**What to work on:** Find the lines with "porcentaje" in them and copy them out.

(Dataset rows)
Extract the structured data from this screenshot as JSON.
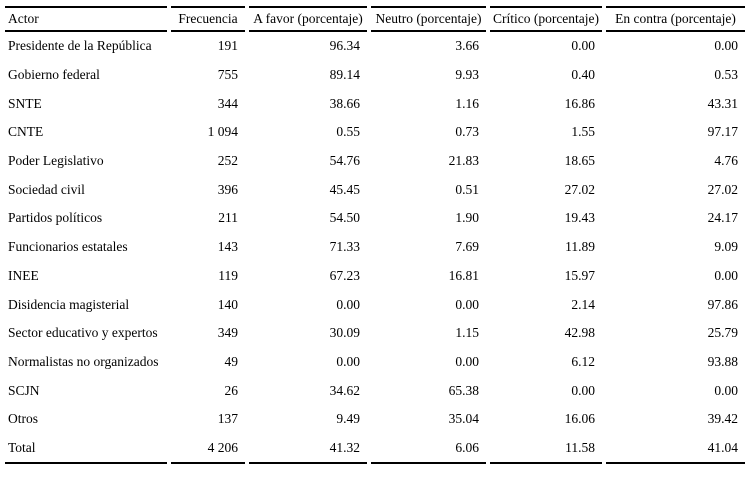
{
  "colors": {
    "text": "#000000",
    "background": "#ffffff",
    "rule": "#000000"
  },
  "table": {
    "columns": [
      "Actor",
      "Frecuencia",
      "A favor (porcentaje)",
      "Neutro (porcentaje)",
      "Crítico (porcentaje)",
      "En contra (porcentaje)"
    ],
    "rows": [
      [
        "Presidente de la República",
        "191",
        "96.34",
        "3.66",
        "0.00",
        "0.00"
      ],
      [
        "Gobierno federal",
        "755",
        "89.14",
        "9.93",
        "0.40",
        "0.53"
      ],
      [
        "SNTE",
        "344",
        "38.66",
        "1.16",
        "16.86",
        "43.31"
      ],
      [
        "CNTE",
        "1 094",
        "0.55",
        "0.73",
        "1.55",
        "97.17"
      ],
      [
        "Poder Legislativo",
        "252",
        "54.76",
        "21.83",
        "18.65",
        "4.76"
      ],
      [
        "Sociedad civil",
        "396",
        "45.45",
        "0.51",
        "27.02",
        "27.02"
      ],
      [
        "Partidos políticos",
        "211",
        "54.50",
        "1.90",
        "19.43",
        "24.17"
      ],
      [
        "Funcionarios estatales",
        "143",
        "71.33",
        "7.69",
        "11.89",
        "9.09"
      ],
      [
        "INEE",
        "119",
        "67.23",
        "16.81",
        "15.97",
        "0.00"
      ],
      [
        "Disidencia magisterial",
        "140",
        "0.00",
        "0.00",
        "2.14",
        "97.86"
      ],
      [
        "Sector educativo y expertos",
        "349",
        "30.09",
        "1.15",
        "42.98",
        "25.79"
      ],
      [
        "Normalistas no organizados",
        "49",
        "0.00",
        "0.00",
        "6.12",
        "93.88"
      ],
      [
        "SCJN",
        "26",
        "34.62",
        "65.38",
        "0.00",
        "0.00"
      ],
      [
        "Otros",
        "137",
        "9.49",
        "35.04",
        "16.06",
        "39.42"
      ],
      [
        "Total",
        "4 206",
        "41.32",
        "6.06",
        "11.58",
        "41.04"
      ]
    ]
  }
}
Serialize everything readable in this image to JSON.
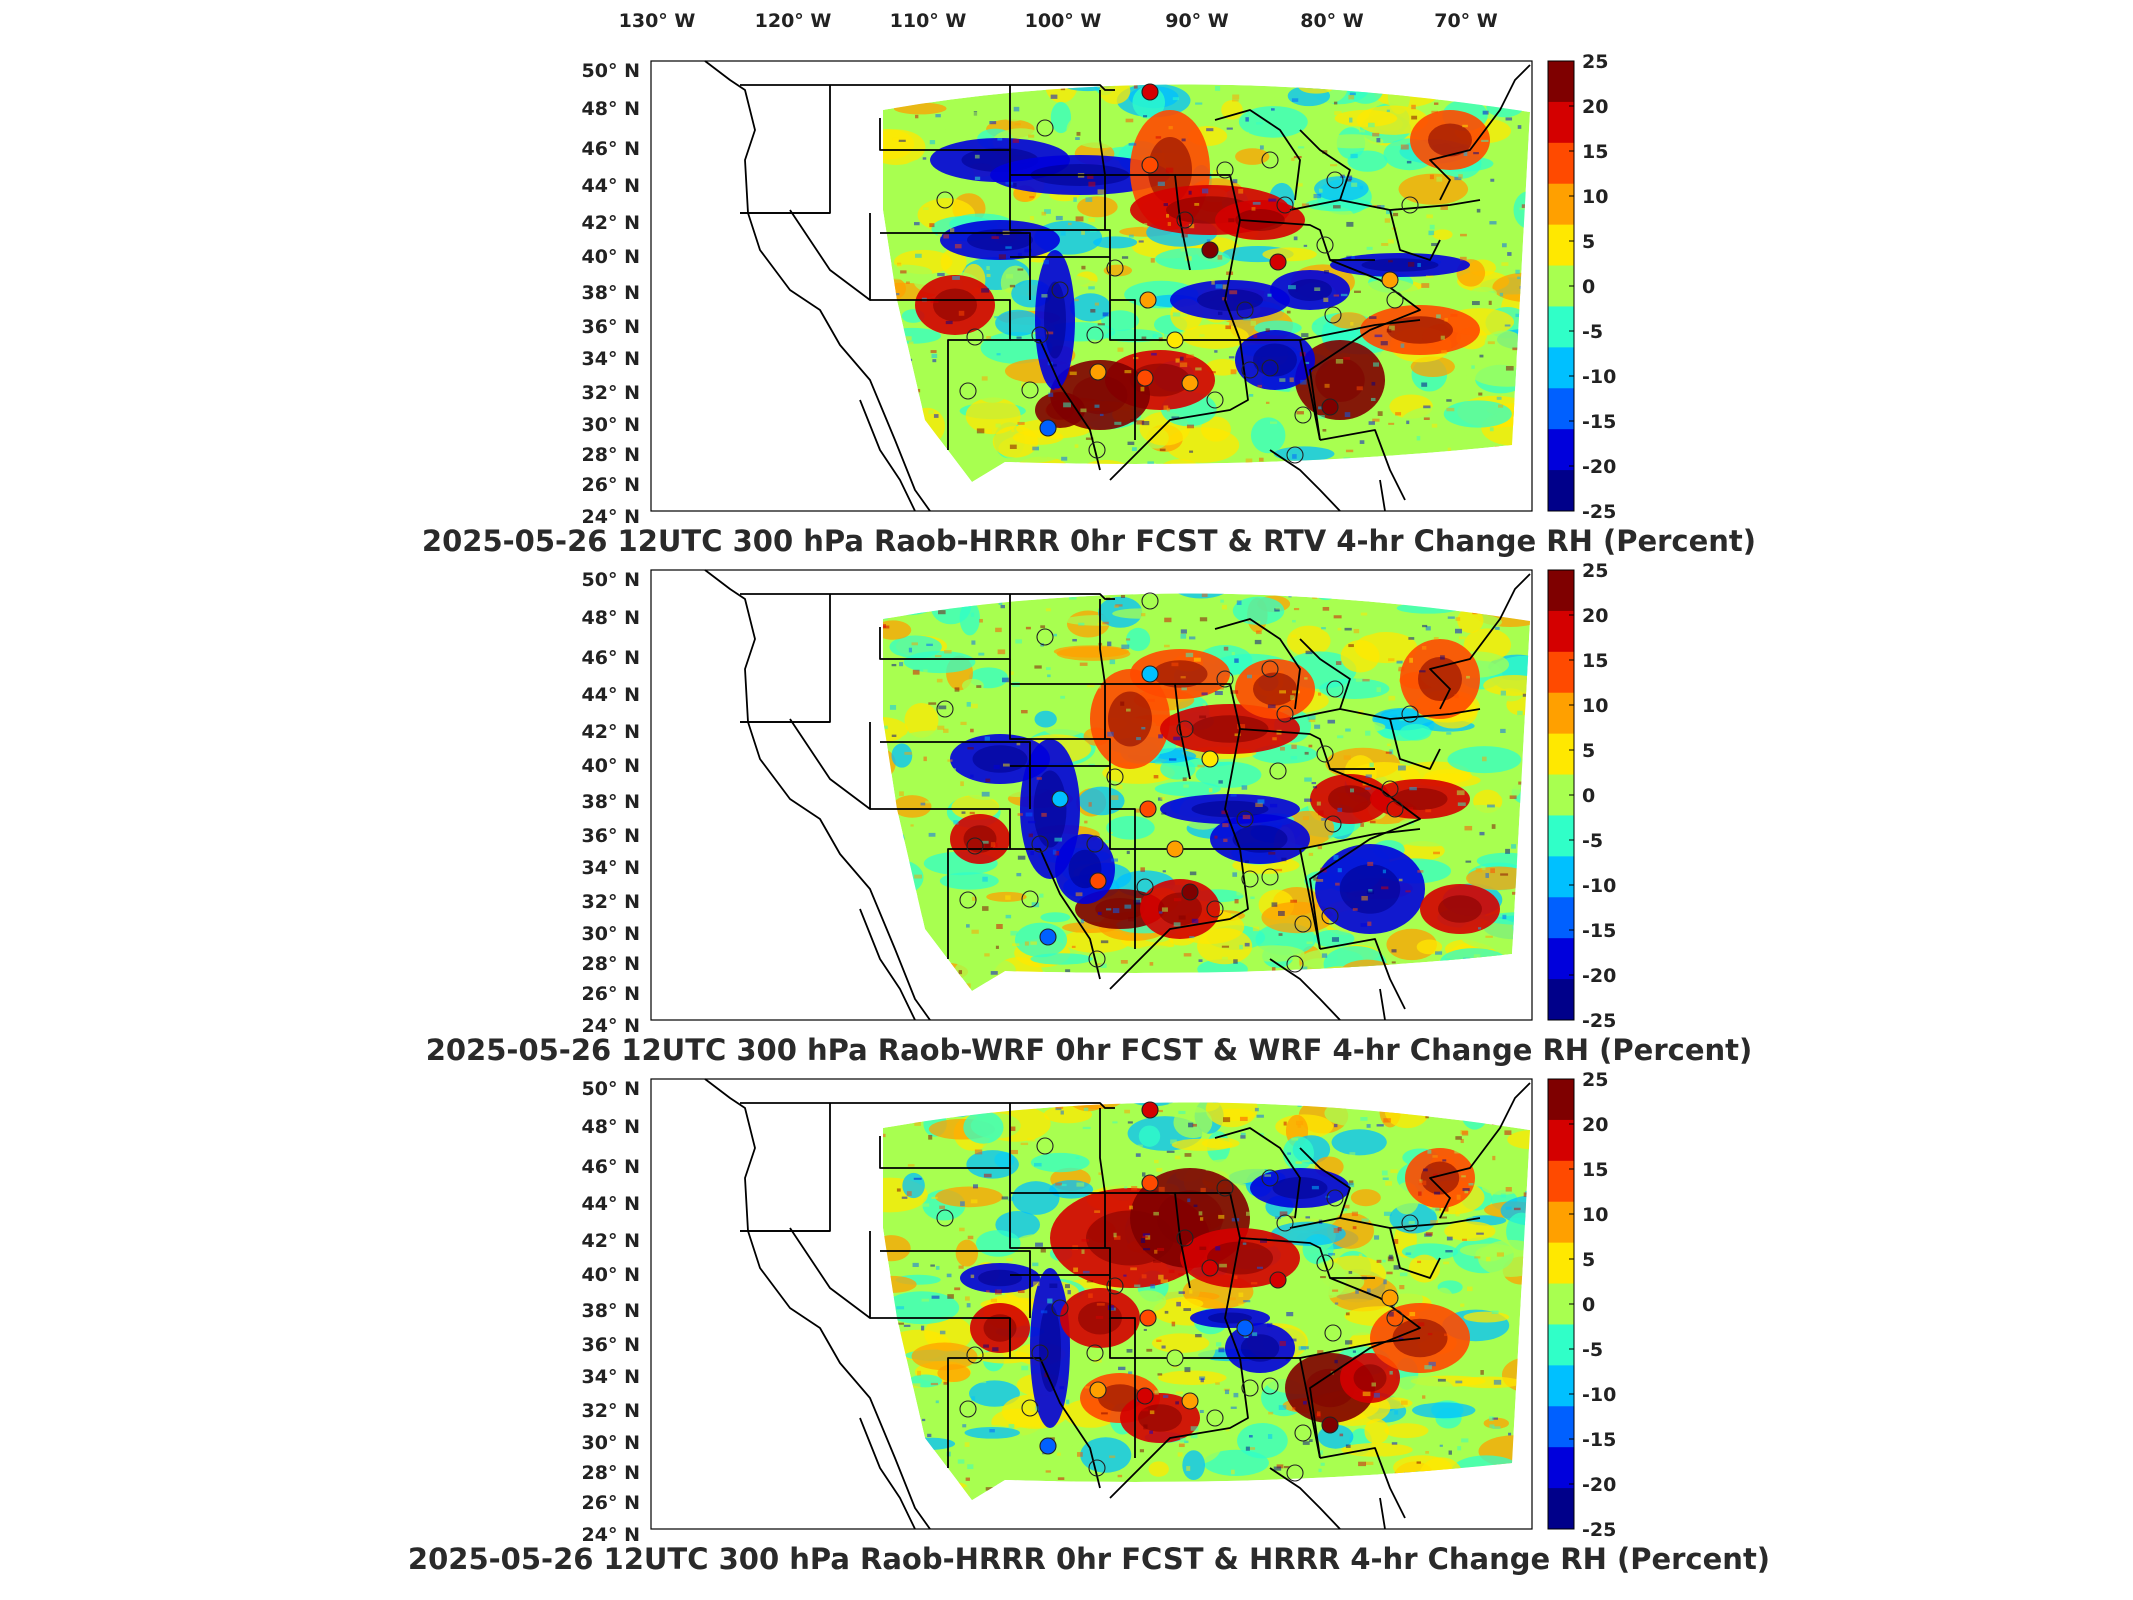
{
  "lon_labels": [
    "130° W",
    "120° W",
    "110° W",
    "100° W",
    "90° W",
    "80° W",
    "70° W"
  ],
  "lat_labels": [
    "50° N",
    "48° N",
    "46° N",
    "44° N",
    "42° N",
    "40° N",
    "38° N",
    "36° N",
    "34° N",
    "32° N",
    "30° N",
    "28° N",
    "26° N",
    "24° N"
  ],
  "colorbar_ticks": [
    "25",
    "20",
    "15",
    "10",
    "5",
    "0",
    "-5",
    "-10",
    "-15",
    "-20",
    "-25"
  ],
  "colors": {
    "colormap": [
      "#7f0000",
      "#d40000",
      "#ff4a00",
      "#ffa000",
      "#ffe800",
      "#a8ff50",
      "#30ffc8",
      "#00c0ff",
      "#0060ff",
      "#0000dc",
      "#00008a"
    ]
  },
  "panels": [
    {
      "title": "2025-05-26 12UTC 300 hPa Raob-HRRR 0hr FCST & RTV 4-hr Change RH (Percent)"
    },
    {
      "title": "2025-05-26 12UTC 300 hPa Raob-WRF 0hr FCST & WRF 4-hr Change RH (Percent)"
    },
    {
      "title": "2025-05-26 12UTC 300 hPa Raob-HRRR 0hr FCST & HRRR 4-hr Change RH (Percent)"
    }
  ]
}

**Task answer:**
      "A favor (porcentaje)",
      "Neutro (porcentaje)",
      "Crítico (porcentaje)",
      "En contra (porcentaje)"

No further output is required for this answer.